▶ Source data:
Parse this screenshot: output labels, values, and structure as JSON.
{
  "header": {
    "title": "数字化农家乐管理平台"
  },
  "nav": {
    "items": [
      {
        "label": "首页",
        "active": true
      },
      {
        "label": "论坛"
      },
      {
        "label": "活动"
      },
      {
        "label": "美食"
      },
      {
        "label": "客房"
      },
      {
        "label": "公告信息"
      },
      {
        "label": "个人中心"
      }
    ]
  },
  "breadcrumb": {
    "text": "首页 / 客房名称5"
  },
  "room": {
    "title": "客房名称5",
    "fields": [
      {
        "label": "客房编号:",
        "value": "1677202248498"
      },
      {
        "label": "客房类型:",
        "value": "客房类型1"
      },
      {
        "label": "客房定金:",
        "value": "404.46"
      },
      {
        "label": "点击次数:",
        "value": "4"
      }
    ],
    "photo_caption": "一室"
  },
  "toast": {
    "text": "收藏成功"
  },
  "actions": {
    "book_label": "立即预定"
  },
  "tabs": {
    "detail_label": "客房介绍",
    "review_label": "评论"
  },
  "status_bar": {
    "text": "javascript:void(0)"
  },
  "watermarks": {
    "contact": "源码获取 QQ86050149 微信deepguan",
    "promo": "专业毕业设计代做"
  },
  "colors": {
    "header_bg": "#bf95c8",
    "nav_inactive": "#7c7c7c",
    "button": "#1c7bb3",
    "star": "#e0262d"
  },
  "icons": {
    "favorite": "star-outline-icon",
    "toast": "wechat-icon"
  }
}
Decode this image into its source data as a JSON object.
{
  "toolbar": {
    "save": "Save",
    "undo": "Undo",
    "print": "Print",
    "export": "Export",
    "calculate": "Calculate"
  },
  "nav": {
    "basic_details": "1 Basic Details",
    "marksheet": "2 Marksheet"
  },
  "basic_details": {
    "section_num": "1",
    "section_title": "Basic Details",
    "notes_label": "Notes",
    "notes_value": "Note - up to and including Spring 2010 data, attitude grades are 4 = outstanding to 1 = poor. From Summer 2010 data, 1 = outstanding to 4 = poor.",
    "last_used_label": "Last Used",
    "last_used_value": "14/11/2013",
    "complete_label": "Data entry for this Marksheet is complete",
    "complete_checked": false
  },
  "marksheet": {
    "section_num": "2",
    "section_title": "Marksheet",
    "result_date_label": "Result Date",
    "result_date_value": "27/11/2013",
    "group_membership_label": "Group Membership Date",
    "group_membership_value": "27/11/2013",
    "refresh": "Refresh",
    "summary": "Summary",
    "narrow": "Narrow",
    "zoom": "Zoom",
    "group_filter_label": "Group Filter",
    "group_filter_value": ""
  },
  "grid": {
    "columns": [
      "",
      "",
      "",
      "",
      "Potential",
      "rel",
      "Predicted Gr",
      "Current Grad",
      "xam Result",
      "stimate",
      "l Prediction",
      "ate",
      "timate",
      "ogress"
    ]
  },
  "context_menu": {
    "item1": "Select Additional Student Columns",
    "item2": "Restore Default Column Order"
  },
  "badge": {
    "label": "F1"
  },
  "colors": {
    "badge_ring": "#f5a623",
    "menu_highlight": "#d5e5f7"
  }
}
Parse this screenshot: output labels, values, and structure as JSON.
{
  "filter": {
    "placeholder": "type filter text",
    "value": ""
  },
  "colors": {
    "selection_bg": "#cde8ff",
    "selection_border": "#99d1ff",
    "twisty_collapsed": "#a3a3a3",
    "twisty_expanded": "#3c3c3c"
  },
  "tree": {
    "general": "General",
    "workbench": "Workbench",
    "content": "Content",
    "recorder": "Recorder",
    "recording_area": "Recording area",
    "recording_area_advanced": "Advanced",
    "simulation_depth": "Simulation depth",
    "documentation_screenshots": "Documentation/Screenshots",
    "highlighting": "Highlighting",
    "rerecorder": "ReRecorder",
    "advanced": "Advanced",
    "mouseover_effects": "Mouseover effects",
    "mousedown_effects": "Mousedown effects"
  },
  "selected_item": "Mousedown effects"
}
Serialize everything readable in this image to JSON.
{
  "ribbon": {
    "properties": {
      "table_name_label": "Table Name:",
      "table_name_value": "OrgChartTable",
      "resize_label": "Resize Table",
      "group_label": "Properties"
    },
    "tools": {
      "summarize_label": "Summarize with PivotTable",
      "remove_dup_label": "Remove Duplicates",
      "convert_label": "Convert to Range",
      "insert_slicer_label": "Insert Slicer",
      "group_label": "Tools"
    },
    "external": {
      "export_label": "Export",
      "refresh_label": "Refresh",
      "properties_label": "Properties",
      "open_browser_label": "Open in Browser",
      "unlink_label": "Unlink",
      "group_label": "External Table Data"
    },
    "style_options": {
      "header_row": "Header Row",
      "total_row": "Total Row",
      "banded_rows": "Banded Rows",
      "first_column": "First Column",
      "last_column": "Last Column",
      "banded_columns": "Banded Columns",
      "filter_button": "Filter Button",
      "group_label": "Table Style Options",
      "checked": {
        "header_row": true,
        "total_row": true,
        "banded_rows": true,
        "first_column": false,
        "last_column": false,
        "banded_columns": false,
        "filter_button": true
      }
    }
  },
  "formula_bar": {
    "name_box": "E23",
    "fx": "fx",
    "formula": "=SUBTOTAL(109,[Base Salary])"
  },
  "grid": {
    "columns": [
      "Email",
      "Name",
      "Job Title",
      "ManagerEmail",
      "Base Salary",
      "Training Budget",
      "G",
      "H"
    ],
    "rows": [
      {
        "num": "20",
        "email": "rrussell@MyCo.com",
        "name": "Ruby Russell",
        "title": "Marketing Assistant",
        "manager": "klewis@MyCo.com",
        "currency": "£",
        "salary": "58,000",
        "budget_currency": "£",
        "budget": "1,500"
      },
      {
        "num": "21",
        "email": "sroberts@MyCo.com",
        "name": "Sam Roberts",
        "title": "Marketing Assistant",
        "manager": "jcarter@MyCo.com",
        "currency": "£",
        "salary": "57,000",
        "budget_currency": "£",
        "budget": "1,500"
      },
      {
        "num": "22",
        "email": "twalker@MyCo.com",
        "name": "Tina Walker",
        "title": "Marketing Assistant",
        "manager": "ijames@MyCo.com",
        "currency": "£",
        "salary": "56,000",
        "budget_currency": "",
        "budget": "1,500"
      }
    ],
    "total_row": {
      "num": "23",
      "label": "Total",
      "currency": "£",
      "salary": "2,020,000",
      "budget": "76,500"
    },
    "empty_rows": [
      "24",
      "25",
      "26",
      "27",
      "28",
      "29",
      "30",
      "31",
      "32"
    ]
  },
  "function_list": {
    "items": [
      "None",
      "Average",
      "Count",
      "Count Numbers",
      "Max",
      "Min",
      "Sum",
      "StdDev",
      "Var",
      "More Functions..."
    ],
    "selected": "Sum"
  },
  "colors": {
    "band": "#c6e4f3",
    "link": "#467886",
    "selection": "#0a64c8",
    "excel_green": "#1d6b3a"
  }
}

▶ Aim: Print the whole listing exactly as it is.

▶ Correct response:
Parse this screenshot: output labels, values, and structure as JSON.
{
  "header": {
    "title": "数字化农家乐管理平台"
  },
  "nav": {
    "items": [
      {
        "label": "首页",
        "active": true
      },
      {
        "label": "论坛"
      },
      {
        "label": "活动"
      },
      {
        "label": "美食"
      },
      {
        "label": "客房"
      },
      {
        "label": "公告信息"
      },
      {
        "label": "个人中心"
      }
    ]
  },
  "breadcrumb": {
    "text": "首页 / 客房名称5"
  },
  "room": {
    "title": "客房名称5",
    "fields": [
      {
        "label": "客房编号:",
        "value": "1677202248498"
      },
      {
        "label": "客房类型:",
        "value": "客房类型1"
      },
      {
        "label": "客房定金:",
        "value": "404.46"
      },
      {
        "label": "点击次数:",
        "value": "4"
      }
    ],
    "photo_caption": "一室"
  },
  "toast": {
    "text": "收藏成功"
  },
  "actions": {
    "book_label": "立即预定"
  },
  "tabs": {
    "detail_label": "客房介绍",
    "review_label": "评论"
  },
  "status_bar": {
    "text": "javascript:void(0)"
  },
  "watermarks": {
    "contact": "源码获取 QQ86050149 微信deepguan",
    "promo": "专业毕业设计代做"
  },
  "colors": {
    "header_bg": "#bf95c8",
    "nav_inactive": "#7c7c7c",
    "button": "#1c7bb3",
    "star": "#e0262d"
  },
  "icons": {
    "favorite": "star-outline-icon",
    "toast": "wechat-icon"
  }
}
Decode this image into its source data as a JSON object.
{
  "toolbar": {
    "save": "Save",
    "undo": "Undo",
    "print": "Print",
    "export": "Export",
    "calculate": "Calculate"
  },
  "nav": {
    "basic_details": "1 Basic Details",
    "marksheet": "2 Marksheet"
  },
  "basic_details": {
    "section_num": "1",
    "section_title": "Basic Details",
    "notes_label": "Notes",
    "notes_value": "Note - up to and including Spring 2010 data, attitude grades are 4 = outstanding to 1 = poor. From Summer 2010 data, 1 = outstanding to 4 = poor.",
    "last_used_label": "Last Used",
    "last_used_value": "14/11/2013",
    "complete_label": "Data entry for this Marksheet is complete",
    "complete_checked": false
  },
  "marksheet": {
    "section_num": "2",
    "section_title": "Marksheet",
    "result_date_label": "Result Date",
    "result_date_value": "27/11/2013",
    "group_membership_label": "Group Membership Date",
    "group_membership_value": "27/11/2013",
    "refresh": "Refresh",
    "summary": "Summary",
    "narrow": "Narrow",
    "zoom": "Zoom",
    "group_filter_label": "Group Filter",
    "group_filter_value": ""
  },
  "grid": {
    "columns": [
      "",
      "",
      "",
      "",
      "Potential",
      "rel",
      "Predicted Gr",
      "Current Grad",
      "xam Result",
      "stimate",
      "l Prediction",
      "ate",
      "timate",
      "ogress"
    ]
  },
  "context_menu": {
    "item1": "Select Additional Student Columns",
    "item2": "Restore Default Column Order"
  },
  "badge": {
    "label": "F1"
  },
  "colors": {
    "badge_ring": "#f5a623",
    "menu_highlight": "#d5e5f7"
  }
}
Parse this screenshot: output labels, values, and structure as JSON.
{
  "filter": {
    "placeholder": "type filter text",
    "value": ""
  },
  "colors": {
    "selection_bg": "#cde8ff",
    "selection_border": "#99d1ff",
    "twisty_collapsed": "#a3a3a3",
    "twisty_expanded": "#3c3c3c"
  },
  "tree": {
    "general": "General",
    "workbench": "Workbench",
    "content": "Content",
    "recorder": "Recorder",
    "recording_area": "Recording area",
    "recording_area_advanced": "Advanced",
    "simulation_depth": "Simulation depth",
    "documentation_screenshots": "Documentation/Screenshots",
    "highlighting": "Highlighting",
    "rerecorder": "ReRecorder",
    "advanced": "Advanced",
    "mouseover_effects": "Mouseover effects",
    "mousedown_effects": "Mousedown effects"
  },
  "selected_item": "Mousedown effects"
}
Serialize everything readable in this image to JSON.
{
  "ribbon": {
    "properties": {
      "table_name_label": "Table Name:",
      "table_name_value": "OrgChartTable",
      "resize_label": "Resize Table",
      "group_label": "Properties"
    },
    "tools": {
      "summarize_label": "Summarize with PivotTable",
      "remove_dup_label": "Remove Duplicates",
      "convert_label": "Convert to Range",
      "insert_slicer_label": "Insert Slicer",
      "group_label": "Tools"
    },
    "external": {
      "export_label": "Export",
      "refresh_label": "Refresh",
      "properties_label": "Properties",
      "open_browser_label": "Open in Browser",
      "unlink_label": "Unlink",
      "group_label": "External Table Data"
    },
    "style_options": {
      "header_row": "Header Row",
      "total_row": "Total Row",
      "banded_rows": "Banded Rows",
      "first_column": "First Column",
      "last_column": "Last Column",
      "banded_columns": "Banded Columns",
      "filter_button": "Filter Button",
      "group_label": "Table Style Options",
      "checked": {
        "header_row": true,
        "total_row": true,
        "banded_rows": true,
        "first_column": false,
        "last_column": false,
        "banded_columns": false,
        "filter_button": true
      }
    }
  },
  "formula_bar": {
    "name_box": "E23",
    "fx": "fx",
    "formula": "=SUBTOTAL(109,[Base Salary])"
  },
  "grid": {
    "columns": [
      "Email",
      "Name",
      "Job Title",
      "ManagerEmail",
      "Base Salary",
      "Training Budget",
      "G",
      "H"
    ],
    "rows": [
      {
        "num": "20",
        "email": "rrussell@MyCo.com",
        "name": "Ruby Russell",
        "title": "Marketing Assistant",
        "manager": "klewis@MyCo.com",
        "currency": "£",
        "salary": "58,000",
        "budget_currency": "£",
        "budget": "1,500"
      },
      {
        "num": "21",
        "email": "sroberts@MyCo.com",
        "name": "Sam Roberts",
        "title": "Marketing Assistant",
        "manager": "jcarter@MyCo.com",
        "currency": "£",
        "salary": "57,000",
        "budget_currency": "£",
        "budget": "1,500"
      },
      {
        "num": "22",
        "email": "twalker@MyCo.com",
        "name": "Tina Walker",
        "title": "Marketing Assistant",
        "manager": "ijames@MyCo.com",
        "currency": "£",
        "salary": "56,000",
        "budget_currency": "",
        "budget": "1,500"
      }
    ],
    "total_row": {
      "num": "23",
      "label": "Total",
      "currency": "£",
      "salary": "2,020,000",
      "budget": "76,500"
    },
    "empty_rows": [
      "24",
      "25",
      "26",
      "27",
      "28",
      "29",
      "30",
      "31",
      "32"
    ]
  },
  "function_list": {
    "items": [
      "None",
      "Average",
      "Count",
      "Count Numbers",
      "Max",
      "Min",
      "Sum",
      "StdDev",
      "Var",
      "More Functions..."
    ],
    "selected": "Sum"
  },
  "colors": {
    "band": "#c6e4f3",
    "link": "#467886",
    "selection": "#0a64c8",
    "excel_green": "#1d6b3a"
  }
}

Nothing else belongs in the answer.